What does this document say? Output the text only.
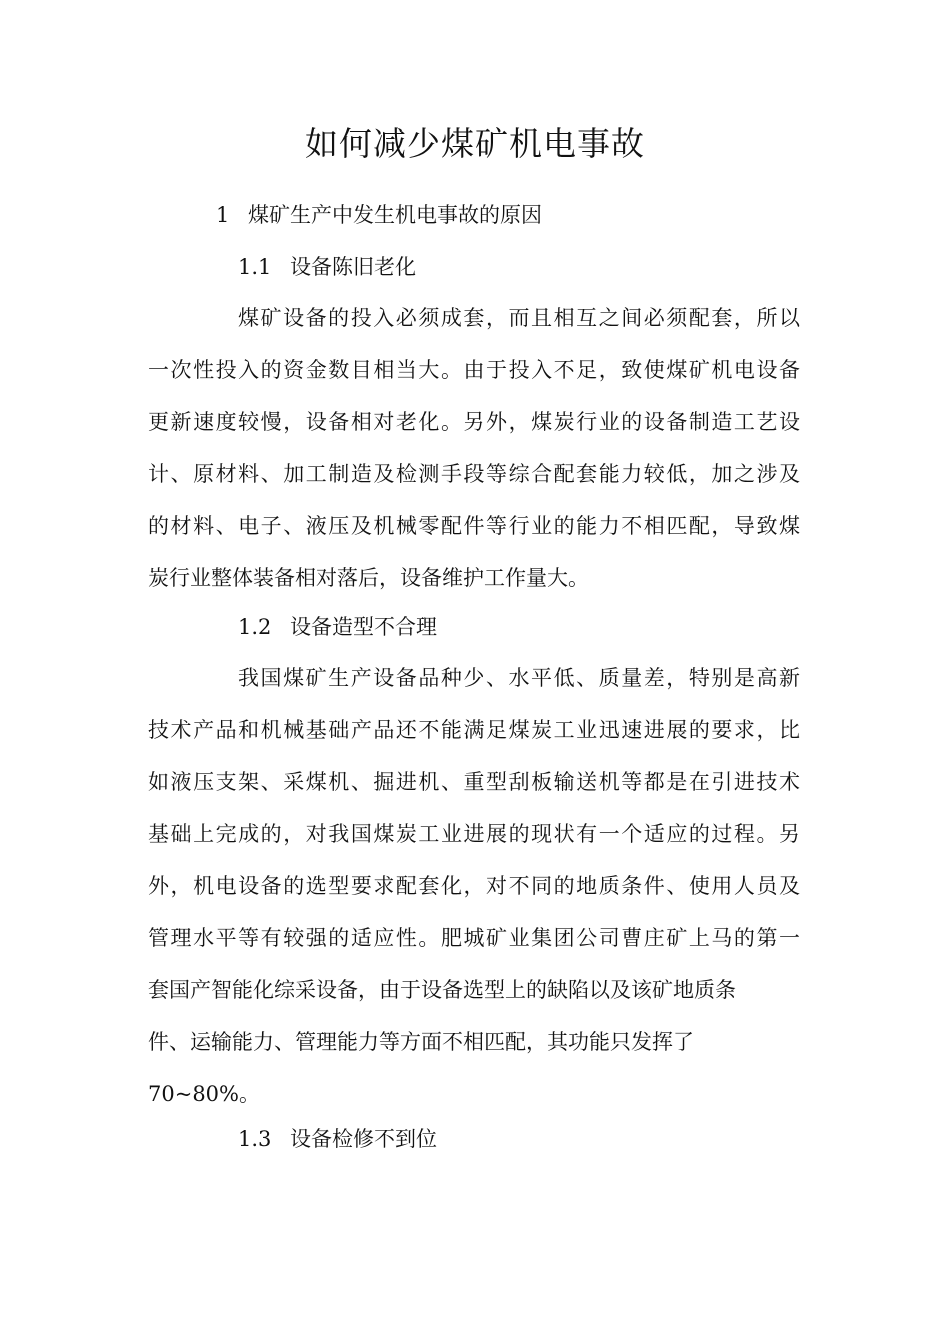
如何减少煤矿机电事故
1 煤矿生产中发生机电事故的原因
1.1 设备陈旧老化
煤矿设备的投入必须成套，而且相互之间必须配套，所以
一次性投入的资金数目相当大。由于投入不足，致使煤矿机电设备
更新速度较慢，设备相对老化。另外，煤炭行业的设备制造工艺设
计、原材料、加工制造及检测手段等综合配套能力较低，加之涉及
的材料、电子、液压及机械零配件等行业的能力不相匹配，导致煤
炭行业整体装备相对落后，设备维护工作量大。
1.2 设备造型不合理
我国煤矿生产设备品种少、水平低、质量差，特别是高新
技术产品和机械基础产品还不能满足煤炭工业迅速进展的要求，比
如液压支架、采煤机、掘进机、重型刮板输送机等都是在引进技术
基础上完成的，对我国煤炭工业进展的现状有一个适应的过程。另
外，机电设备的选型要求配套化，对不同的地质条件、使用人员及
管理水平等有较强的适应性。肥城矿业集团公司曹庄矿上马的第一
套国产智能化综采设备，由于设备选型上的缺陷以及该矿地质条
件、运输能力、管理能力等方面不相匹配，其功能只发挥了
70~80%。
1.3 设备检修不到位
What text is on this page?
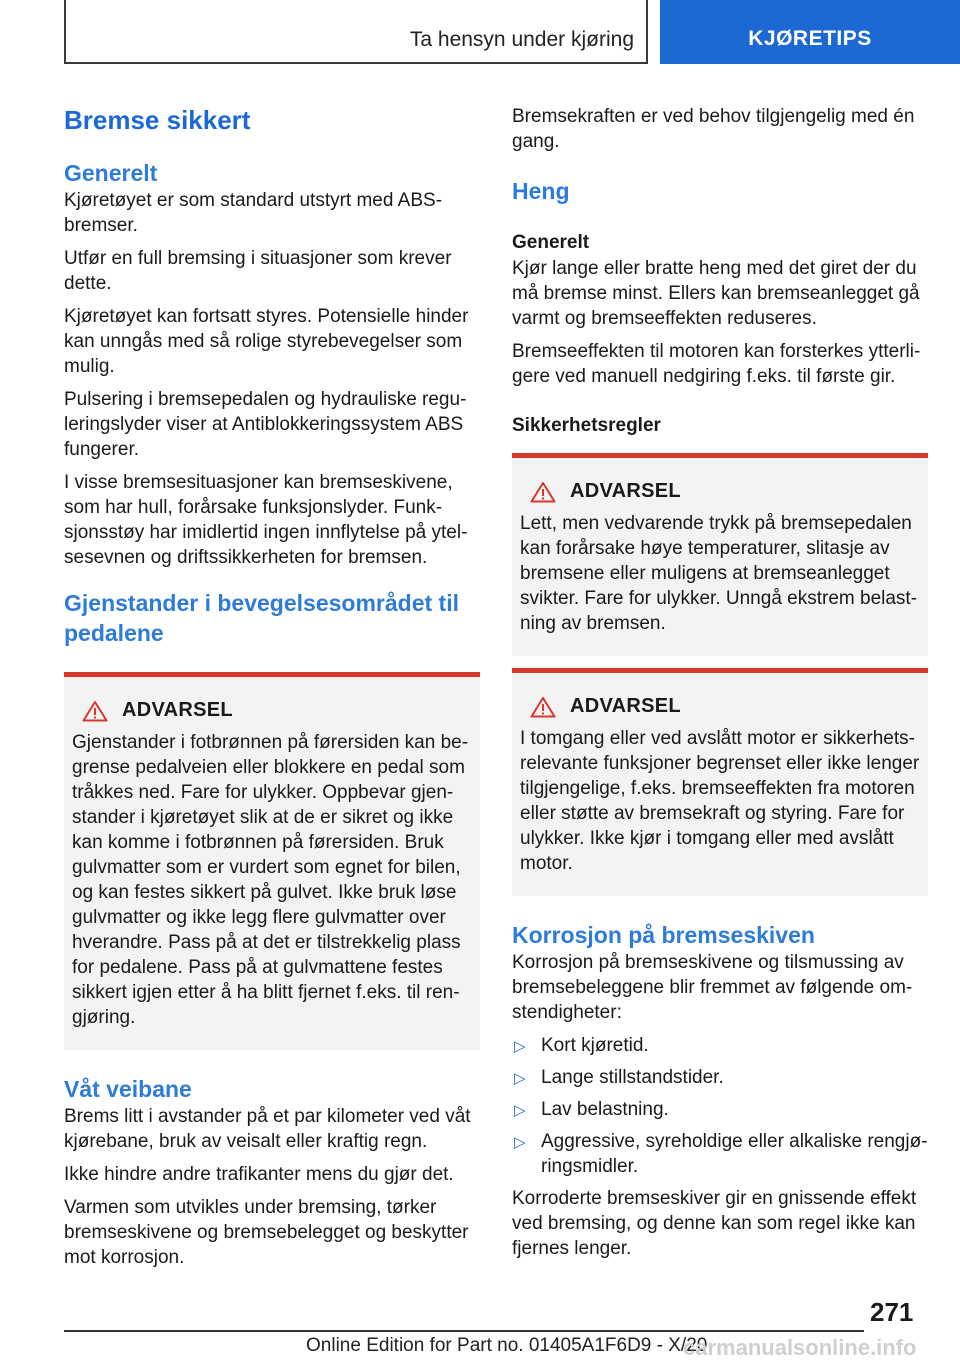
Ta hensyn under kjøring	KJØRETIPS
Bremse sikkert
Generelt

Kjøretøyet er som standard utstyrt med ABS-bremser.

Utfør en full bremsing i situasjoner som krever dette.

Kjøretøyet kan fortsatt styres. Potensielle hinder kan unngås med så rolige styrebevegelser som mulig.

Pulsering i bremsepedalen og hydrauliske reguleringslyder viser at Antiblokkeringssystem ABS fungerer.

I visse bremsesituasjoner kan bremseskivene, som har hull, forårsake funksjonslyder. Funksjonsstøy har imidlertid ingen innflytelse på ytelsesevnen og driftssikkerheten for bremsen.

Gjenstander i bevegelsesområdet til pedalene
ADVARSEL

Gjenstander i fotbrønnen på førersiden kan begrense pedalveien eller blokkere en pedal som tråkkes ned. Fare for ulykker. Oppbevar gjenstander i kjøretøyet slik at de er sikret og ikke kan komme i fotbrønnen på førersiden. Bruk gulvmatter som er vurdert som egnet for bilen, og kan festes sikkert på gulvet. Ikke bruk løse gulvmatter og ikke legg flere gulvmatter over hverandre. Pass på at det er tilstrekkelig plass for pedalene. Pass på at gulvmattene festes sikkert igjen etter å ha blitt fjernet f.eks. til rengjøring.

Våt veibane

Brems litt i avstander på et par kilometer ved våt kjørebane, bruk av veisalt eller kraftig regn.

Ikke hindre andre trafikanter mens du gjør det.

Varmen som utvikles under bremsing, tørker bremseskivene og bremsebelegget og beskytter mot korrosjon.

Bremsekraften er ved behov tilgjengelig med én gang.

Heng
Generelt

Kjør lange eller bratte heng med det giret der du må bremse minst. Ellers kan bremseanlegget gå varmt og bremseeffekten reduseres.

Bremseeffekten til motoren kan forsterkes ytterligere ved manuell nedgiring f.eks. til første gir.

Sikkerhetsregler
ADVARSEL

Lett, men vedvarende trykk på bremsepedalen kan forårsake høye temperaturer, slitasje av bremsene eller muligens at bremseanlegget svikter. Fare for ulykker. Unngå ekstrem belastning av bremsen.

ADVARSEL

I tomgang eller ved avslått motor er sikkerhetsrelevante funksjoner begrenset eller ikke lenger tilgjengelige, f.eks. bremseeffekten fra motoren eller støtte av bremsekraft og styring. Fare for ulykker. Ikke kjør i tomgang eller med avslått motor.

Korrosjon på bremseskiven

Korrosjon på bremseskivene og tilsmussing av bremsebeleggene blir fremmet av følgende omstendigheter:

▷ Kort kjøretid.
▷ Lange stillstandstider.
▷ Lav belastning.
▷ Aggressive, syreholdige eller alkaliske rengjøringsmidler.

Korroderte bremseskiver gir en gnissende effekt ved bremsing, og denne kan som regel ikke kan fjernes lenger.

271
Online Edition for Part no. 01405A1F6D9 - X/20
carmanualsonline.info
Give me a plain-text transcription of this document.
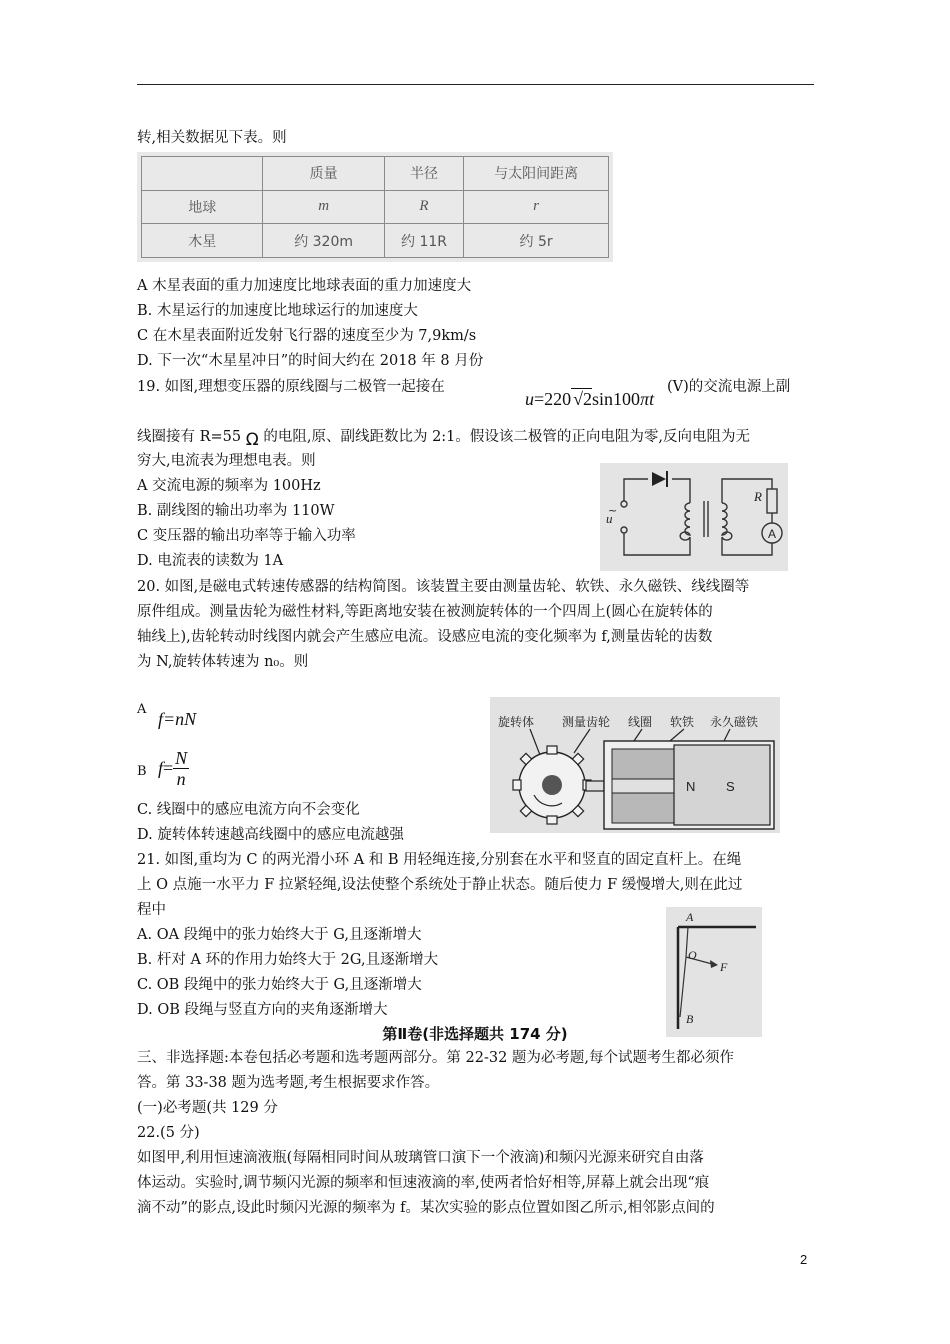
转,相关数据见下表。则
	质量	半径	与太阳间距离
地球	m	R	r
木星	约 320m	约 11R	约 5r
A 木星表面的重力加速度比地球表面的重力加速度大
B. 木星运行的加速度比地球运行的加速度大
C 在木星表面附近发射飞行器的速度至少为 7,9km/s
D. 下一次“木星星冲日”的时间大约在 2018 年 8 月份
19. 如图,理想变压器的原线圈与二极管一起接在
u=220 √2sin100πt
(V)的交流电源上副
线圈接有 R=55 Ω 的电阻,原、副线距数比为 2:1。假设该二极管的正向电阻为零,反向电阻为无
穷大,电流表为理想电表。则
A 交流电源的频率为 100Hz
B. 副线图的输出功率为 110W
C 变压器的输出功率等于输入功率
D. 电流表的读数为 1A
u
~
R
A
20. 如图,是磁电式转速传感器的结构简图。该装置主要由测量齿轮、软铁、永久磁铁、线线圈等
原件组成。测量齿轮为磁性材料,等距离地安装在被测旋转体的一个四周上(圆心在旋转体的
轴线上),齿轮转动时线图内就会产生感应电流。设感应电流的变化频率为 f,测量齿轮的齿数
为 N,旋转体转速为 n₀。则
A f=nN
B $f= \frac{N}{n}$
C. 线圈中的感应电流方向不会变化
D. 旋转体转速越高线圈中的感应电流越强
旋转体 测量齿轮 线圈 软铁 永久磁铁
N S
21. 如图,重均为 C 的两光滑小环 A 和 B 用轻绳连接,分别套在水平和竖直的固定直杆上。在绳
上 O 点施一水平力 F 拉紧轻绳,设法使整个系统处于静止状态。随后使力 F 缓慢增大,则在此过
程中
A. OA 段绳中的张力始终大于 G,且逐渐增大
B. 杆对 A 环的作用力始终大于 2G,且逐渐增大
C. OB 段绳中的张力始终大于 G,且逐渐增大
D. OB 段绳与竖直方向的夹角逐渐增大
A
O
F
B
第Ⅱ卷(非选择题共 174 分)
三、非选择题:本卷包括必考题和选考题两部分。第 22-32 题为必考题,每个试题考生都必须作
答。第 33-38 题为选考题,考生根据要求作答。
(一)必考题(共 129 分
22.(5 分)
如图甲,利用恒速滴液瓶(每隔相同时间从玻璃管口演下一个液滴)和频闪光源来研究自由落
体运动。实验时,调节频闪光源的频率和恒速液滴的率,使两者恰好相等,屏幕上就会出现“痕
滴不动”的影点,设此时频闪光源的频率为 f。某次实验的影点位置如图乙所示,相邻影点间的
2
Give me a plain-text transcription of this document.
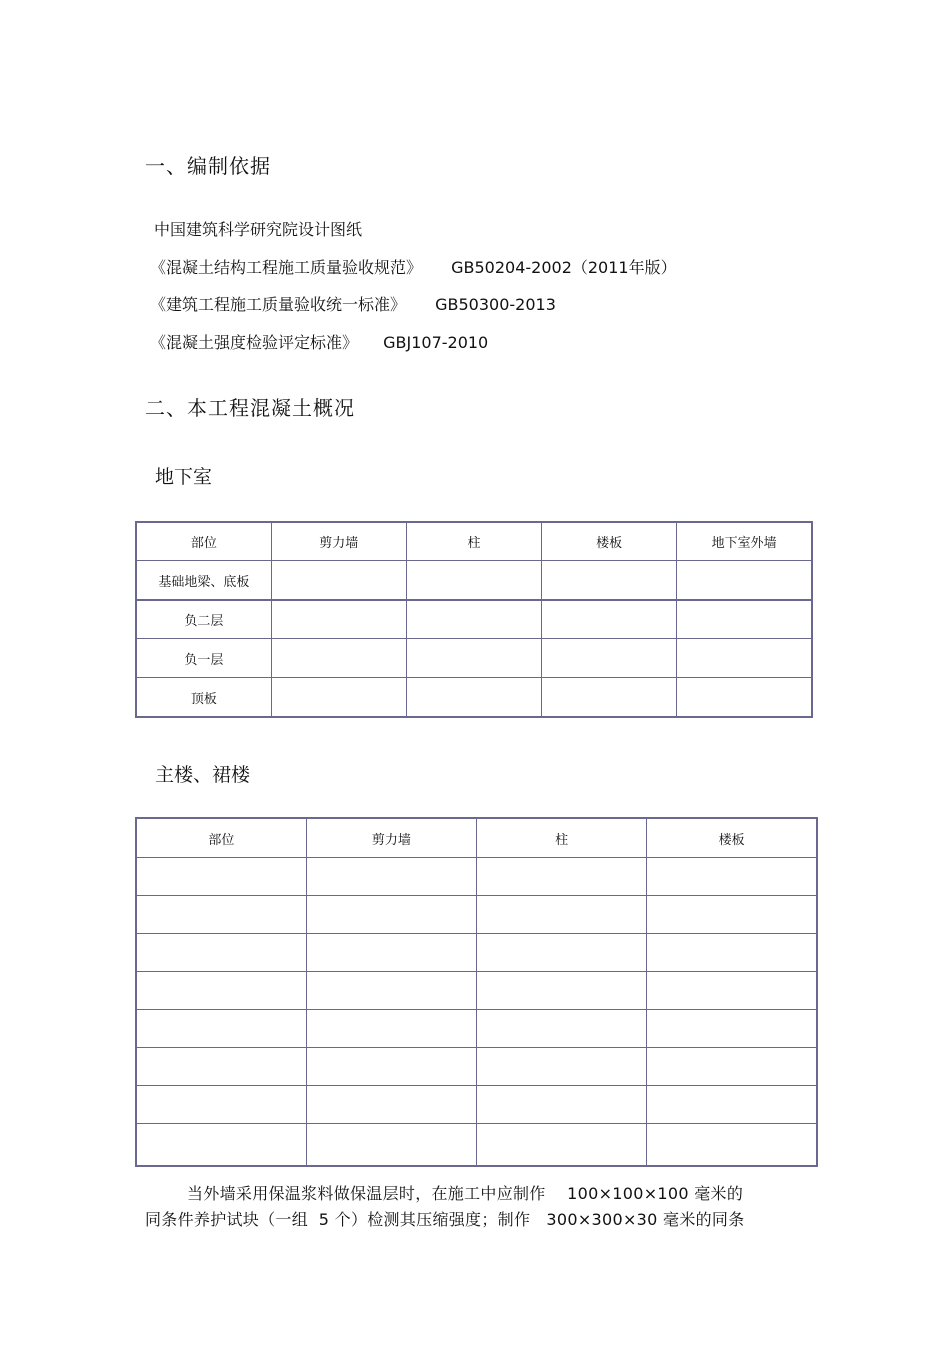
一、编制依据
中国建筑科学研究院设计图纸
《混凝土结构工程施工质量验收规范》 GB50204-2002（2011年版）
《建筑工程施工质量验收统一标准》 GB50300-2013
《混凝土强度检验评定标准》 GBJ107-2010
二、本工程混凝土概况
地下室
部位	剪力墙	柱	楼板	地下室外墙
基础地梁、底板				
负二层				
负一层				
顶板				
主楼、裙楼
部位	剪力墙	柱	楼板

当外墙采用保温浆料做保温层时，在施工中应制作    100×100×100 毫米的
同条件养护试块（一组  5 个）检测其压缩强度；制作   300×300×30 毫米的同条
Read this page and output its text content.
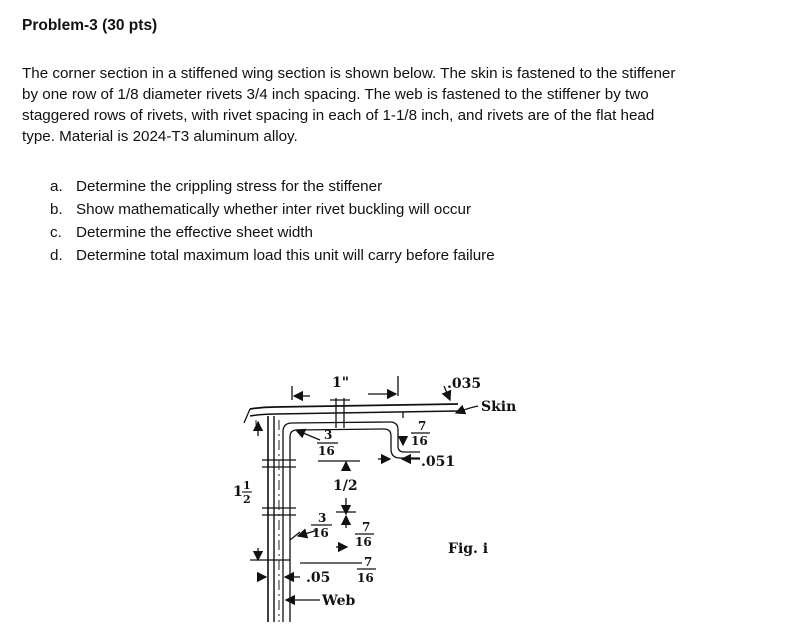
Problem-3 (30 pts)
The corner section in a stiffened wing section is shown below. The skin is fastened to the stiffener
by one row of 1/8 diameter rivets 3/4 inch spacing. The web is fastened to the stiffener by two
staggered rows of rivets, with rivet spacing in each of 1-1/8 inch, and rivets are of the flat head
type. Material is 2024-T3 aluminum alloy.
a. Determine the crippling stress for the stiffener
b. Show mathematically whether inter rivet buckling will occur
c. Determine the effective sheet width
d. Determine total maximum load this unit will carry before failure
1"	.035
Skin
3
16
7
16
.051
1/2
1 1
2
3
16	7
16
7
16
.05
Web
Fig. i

Set exercise >> Starting at the line with "Read this page and output its text content.", output each line through the final one of the listing above, and nothing else. Pictures are to be left out.

Exercise answer >>
Read this page and output its text content.
Problem-3 (30 pts)
The corner section in a stiffened wing section is shown below. The skin is fastened to the stiffener
by one row of 1/8 diameter rivets 3/4 inch spacing. The web is fastened to the stiffener by two
staggered rows of rivets, with rivet spacing in each of 1-1/8 inch, and rivets are of the flat head
type. Material is 2024-T3 aluminum alloy.
a. Determine the crippling stress for the stiffener
b. Show mathematically whether inter rivet buckling will occur
c. Determine the effective sheet width
d. Determine total maximum load this unit will carry before failure
1"	.035
Skin
3
16
7
16
.051
1/2
1 1
2
3
16	7
16
7
16
.05
Web
Fig. i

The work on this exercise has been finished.